§ **Request**
Copy out all the entries exactly.

'''

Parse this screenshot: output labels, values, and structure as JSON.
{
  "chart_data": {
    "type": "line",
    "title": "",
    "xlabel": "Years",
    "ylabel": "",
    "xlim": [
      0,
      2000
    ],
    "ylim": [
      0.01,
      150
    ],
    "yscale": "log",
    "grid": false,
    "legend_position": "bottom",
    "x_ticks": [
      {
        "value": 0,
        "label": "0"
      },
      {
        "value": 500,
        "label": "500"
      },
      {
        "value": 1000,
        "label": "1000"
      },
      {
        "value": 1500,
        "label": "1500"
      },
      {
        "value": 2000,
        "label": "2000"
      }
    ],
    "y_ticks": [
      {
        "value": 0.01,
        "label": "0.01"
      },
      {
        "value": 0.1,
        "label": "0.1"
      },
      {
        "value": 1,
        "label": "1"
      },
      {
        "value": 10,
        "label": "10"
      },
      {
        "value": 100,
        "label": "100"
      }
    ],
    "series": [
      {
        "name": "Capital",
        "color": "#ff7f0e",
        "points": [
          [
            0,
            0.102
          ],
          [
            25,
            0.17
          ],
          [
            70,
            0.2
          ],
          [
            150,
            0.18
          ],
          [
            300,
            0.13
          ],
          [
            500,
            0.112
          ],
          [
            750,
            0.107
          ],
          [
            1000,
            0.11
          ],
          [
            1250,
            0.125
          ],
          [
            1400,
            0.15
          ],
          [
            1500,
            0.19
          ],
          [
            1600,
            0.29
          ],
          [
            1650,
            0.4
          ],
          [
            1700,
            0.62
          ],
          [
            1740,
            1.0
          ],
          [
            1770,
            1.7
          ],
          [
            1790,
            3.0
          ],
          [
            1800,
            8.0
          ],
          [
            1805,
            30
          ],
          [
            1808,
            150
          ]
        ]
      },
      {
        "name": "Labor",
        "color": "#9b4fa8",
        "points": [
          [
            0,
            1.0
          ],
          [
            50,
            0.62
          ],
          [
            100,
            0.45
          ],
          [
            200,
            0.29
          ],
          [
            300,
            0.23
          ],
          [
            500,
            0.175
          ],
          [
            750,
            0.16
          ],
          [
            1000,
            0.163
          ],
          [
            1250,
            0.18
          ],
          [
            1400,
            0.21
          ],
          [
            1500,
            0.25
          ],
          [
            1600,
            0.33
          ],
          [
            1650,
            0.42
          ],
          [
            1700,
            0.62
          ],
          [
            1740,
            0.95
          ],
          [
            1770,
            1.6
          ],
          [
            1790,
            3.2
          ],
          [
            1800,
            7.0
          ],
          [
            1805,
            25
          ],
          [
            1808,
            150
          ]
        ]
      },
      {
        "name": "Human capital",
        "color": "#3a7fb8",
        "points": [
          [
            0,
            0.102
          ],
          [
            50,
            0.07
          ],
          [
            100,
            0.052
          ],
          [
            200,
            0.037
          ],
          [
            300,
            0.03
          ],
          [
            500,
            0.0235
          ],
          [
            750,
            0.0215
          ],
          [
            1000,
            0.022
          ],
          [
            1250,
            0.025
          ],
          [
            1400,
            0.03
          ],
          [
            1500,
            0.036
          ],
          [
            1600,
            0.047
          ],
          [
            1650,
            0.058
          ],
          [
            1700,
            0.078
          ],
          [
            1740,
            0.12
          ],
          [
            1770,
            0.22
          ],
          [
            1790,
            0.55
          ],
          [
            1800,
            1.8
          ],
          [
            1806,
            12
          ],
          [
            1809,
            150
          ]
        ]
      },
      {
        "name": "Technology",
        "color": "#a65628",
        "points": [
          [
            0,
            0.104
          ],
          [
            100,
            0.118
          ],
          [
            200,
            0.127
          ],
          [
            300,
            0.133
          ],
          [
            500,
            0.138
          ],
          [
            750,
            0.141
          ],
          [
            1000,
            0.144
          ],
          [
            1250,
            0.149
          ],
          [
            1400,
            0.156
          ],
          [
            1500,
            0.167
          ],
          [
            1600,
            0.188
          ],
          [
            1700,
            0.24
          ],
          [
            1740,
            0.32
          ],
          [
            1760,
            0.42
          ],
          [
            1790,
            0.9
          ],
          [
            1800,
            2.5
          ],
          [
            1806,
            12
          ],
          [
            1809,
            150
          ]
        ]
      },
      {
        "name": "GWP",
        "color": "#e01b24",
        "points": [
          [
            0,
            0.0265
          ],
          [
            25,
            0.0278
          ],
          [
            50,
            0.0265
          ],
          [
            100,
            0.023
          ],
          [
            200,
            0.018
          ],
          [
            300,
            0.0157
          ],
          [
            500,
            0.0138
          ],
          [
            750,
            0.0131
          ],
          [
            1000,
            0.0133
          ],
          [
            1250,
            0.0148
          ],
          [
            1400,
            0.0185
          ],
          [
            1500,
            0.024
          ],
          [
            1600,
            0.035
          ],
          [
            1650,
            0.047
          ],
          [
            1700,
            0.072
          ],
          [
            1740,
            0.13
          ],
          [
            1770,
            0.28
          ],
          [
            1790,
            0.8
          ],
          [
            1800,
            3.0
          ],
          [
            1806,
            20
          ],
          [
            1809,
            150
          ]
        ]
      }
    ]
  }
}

'''

§ **Answer for the task**
Parse this screenshot: output labels, values, and structure as JSON.
{
  "chart_data": {
    "type": "line",
    "title": "",
    "xlabel": "Years",
    "ylabel": "",
    "xlim": [
      0,
      2000
    ],
    "ylim": [
      0.01,
      150
    ],
    "yscale": "log",
    "grid": false,
    "legend_position": "bottom",
    "x_ticks": [
      {
        "value": 0,
        "label": "0"
      },
      {
        "value": 500,
        "label": "500"
      },
      {
        "value": 1000,
        "label": "1000"
      },
      {
        "value": 1500,
        "label": "1500"
      },
      {
        "value": 2000,
        "label": "2000"
      }
    ],
    "y_ticks": [
      {
        "value": 0.01,
        "label": "0.01"
      },
      {
        "value": 0.1,
        "label": "0.1"
      },
      {
        "value": 1,
        "label": "1"
      },
      {
        "value": 10,
        "label": "10"
      },
      {
        "value": 100,
        "label": "100"
      }
    ],
    "series": [
      {
        "name": "Capital",
        "color": "#ff7f0e",
        "points": [
          [
            0,
            0.102
          ],
          [
            25,
            0.17
          ],
          [
            70,
            0.2
          ],
          [
            150,
            0.18
          ],
          [
            300,
            0.13
          ],
          [
            500,
            0.112
          ],
          [
            750,
            0.107
          ],
          [
            1000,
            0.11
          ],
          [
            1250,
            0.125
          ],
          [
            1400,
            0.15
          ],
          [
            1500,
            0.19
          ],
          [
            1600,
            0.29
          ],
          [
            1650,
            0.4
          ],
          [
            1700,
            0.62
          ],
          [
            1740,
            1.0
          ],
          [
            1770,
            1.7
          ],
          [
            1790,
            3.0
          ],
          [
            1800,
            8.0
          ],
          [
            1805,
            30
          ],
          [
            1808,
            150
          ]
        ]
      },
      {
        "name": "Labor",
        "color": "#9b4fa8",
        "points": [
          [
            0,
            1.0
          ],
          [
            50,
            0.62
          ],
          [
            100,
            0.45
          ],
          [
            200,
            0.29
          ],
          [
            300,
            0.23
          ],
          [
            500,
            0.175
          ],
          [
            750,
            0.16
          ],
          [
            1000,
            0.163
          ],
          [
            1250,
            0.18
          ],
          [
            1400,
            0.21
          ],
          [
            1500,
            0.25
          ],
          [
            1600,
            0.33
          ],
          [
            1650,
            0.42
          ],
          [
            1700,
            0.62
          ],
          [
            1740,
            0.95
          ],
          [
            1770,
            1.6
          ],
          [
            1790,
            3.2
          ],
          [
            1800,
            7.0
          ],
          [
            1805,
            25
          ],
          [
            1808,
            150
          ]
        ]
      },
      {
        "name": "Human capital",
        "color": "#3a7fb8",
        "points": [
          [
            0,
            0.102
          ],
          [
            50,
            0.07
          ],
          [
            100,
            0.052
          ],
          [
            200,
            0.037
          ],
          [
            300,
            0.03
          ],
          [
            500,
            0.0235
          ],
          [
            750,
            0.0215
          ],
          [
            1000,
            0.022
          ],
          [
            1250,
            0.025
          ],
          [
            1400,
            0.03
          ],
          [
            1500,
            0.036
          ],
          [
            1600,
            0.047
          ],
          [
            1650,
            0.058
          ],
          [
            1700,
            0.078
          ],
          [
            1740,
            0.12
          ],
          [
            1770,
            0.22
          ],
          [
            1790,
            0.55
          ],
          [
            1800,
            1.8
          ],
          [
            1806,
            12
          ],
          [
            1809,
            150
          ]
        ]
      },
      {
        "name": "Technology",
        "color": "#a65628",
        "points": [
          [
            0,
            0.104
          ],
          [
            100,
            0.118
          ],
          [
            200,
            0.127
          ],
          [
            300,
            0.133
          ],
          [
            500,
            0.138
          ],
          [
            750,
            0.141
          ],
          [
            1000,
            0.144
          ],
          [
            1250,
            0.149
          ],
          [
            1400,
            0.156
          ],
          [
            1500,
            0.167
          ],
          [
            1600,
            0.188
          ],
          [
            1700,
            0.24
          ],
          [
            1740,
            0.32
          ],
          [
            1760,
            0.42
          ],
          [
            1790,
            0.9
          ],
          [
            1800,
            2.5
          ],
          [
            1806,
            12
          ],
          [
            1809,
            150
          ]
        ]
      },
      {
        "name": "GWP",
        "color": "#e01b24",
        "points": [
          [
            0,
            0.0265
          ],
          [
            25,
            0.0278
          ],
          [
            50,
            0.0265
          ],
          [
            100,
            0.023
          ],
          [
            200,
            0.018
          ],
          [
            300,
            0.0157
          ],
          [
            500,
            0.0138
          ],
          [
            750,
            0.0131
          ],
          [
            1000,
            0.0133
          ],
          [
            1250,
            0.0148
          ],
          [
            1400,
            0.0185
          ],
          [
            1500,
            0.024
          ],
          [
            1600,
            0.035
          ],
          [
            1650,
            0.047
          ],
          [
            1700,
            0.072
          ],
          [
            1740,
            0.13
          ],
          [
            1770,
            0.28
          ],
          [
            1790,
            0.8
          ],
          [
            1800,
            3.0
          ],
          [
            1806,
            20
          ],
          [
            1809,
            150
          ]
        ]
      }
    ]
  }
}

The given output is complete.